WHAT IS REQUIRED
Count the lines of the records below that contain the word "Output" and reply with only that number.

+++ SOURCE DATA

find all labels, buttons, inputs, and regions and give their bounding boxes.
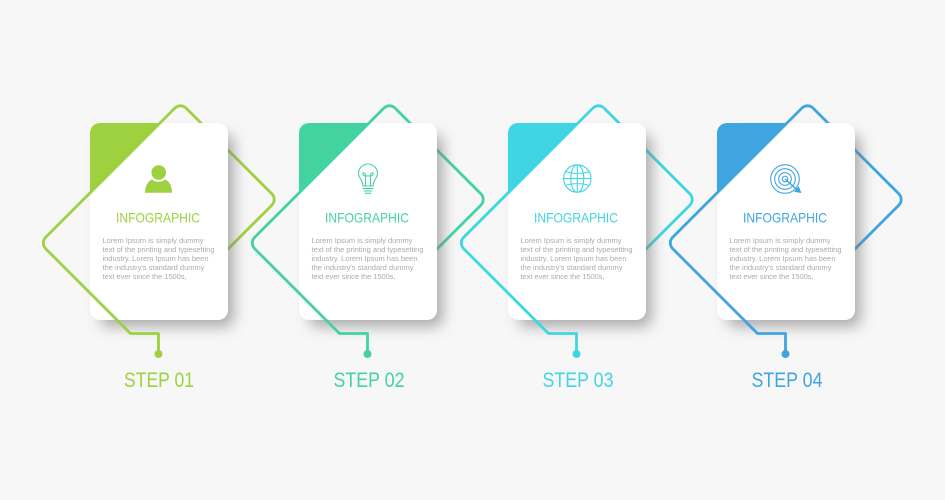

++++++
+++ SOURCE DATA

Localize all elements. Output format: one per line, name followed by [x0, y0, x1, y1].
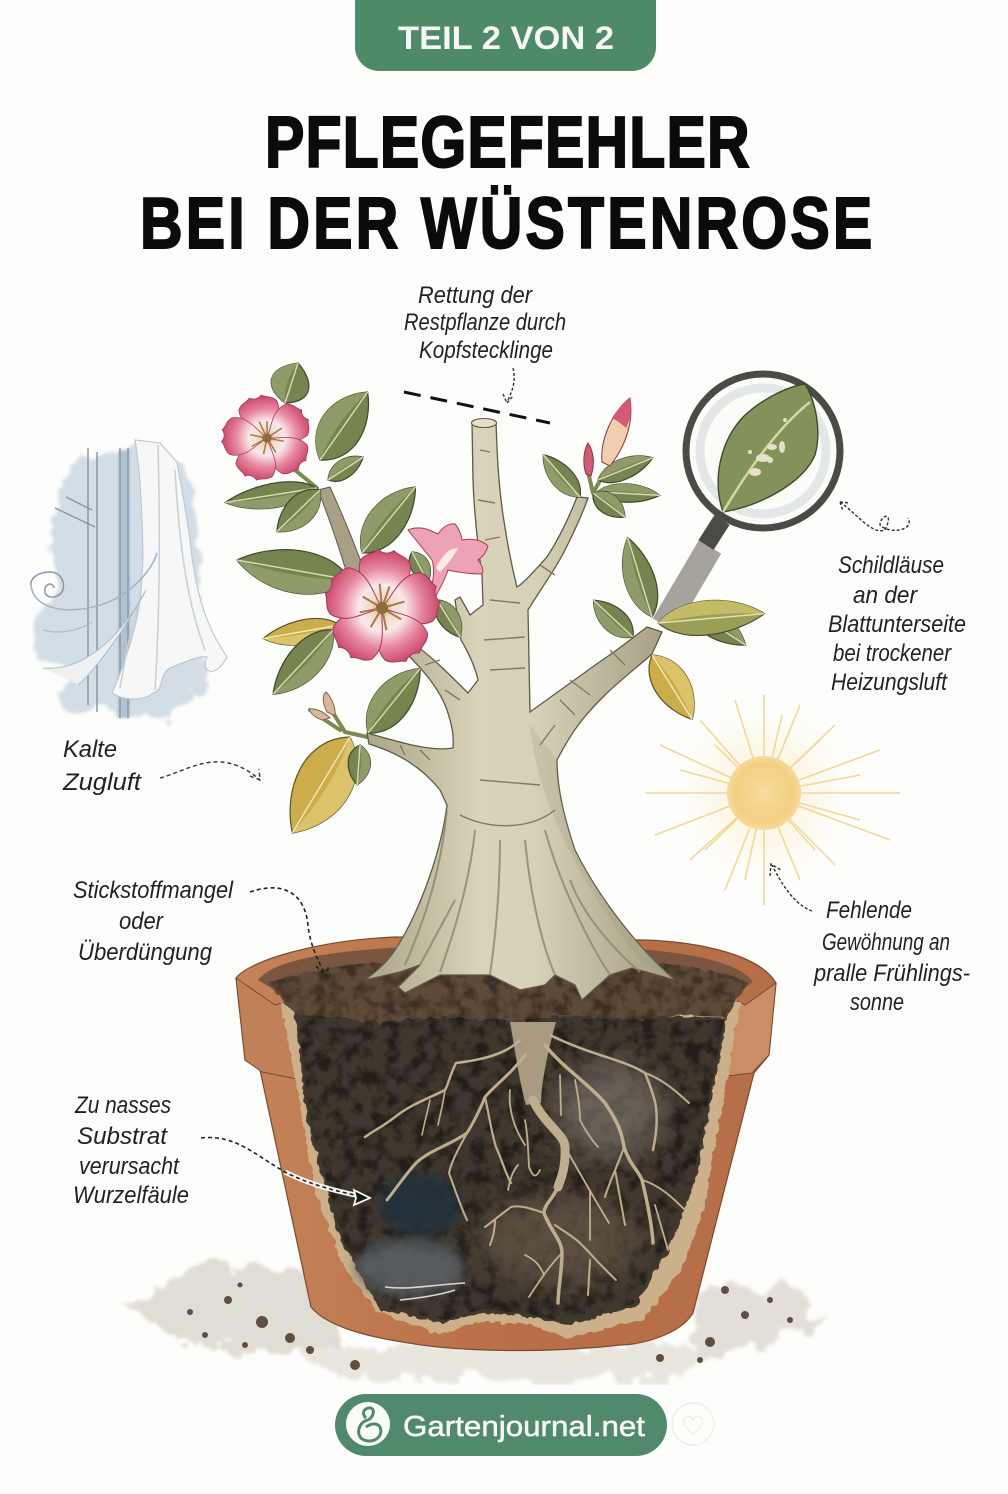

++++++
+++ SOURCE DATA

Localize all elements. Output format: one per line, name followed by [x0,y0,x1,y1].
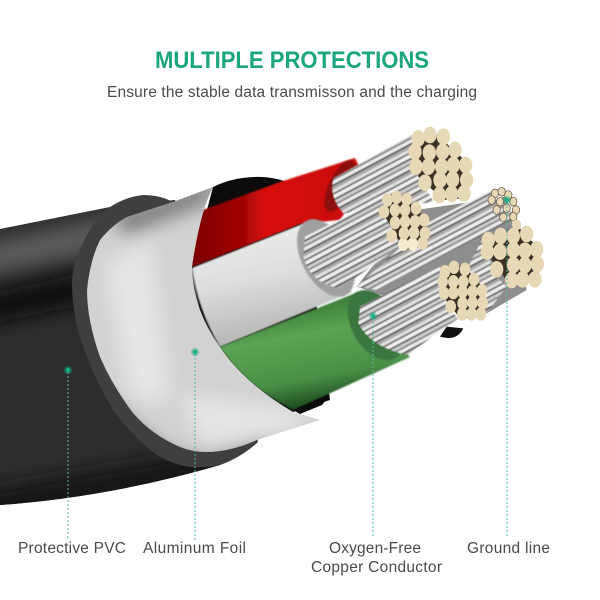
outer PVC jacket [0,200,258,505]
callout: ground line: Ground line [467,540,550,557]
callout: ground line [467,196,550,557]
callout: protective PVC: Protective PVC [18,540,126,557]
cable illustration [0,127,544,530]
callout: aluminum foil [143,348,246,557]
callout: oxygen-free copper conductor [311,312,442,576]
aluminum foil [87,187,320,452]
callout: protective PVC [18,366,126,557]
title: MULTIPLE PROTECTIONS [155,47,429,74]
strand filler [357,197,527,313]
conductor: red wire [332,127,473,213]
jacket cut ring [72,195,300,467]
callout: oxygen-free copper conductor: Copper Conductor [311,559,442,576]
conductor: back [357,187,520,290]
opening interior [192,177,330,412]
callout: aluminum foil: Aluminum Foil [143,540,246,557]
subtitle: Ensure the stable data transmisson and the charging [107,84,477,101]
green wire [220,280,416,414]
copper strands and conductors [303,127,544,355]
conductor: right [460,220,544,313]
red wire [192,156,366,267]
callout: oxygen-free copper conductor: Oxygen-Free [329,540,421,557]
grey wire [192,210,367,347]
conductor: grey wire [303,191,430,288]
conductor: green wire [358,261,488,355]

++++++

SOLUTION TO THIS EXERCISE
2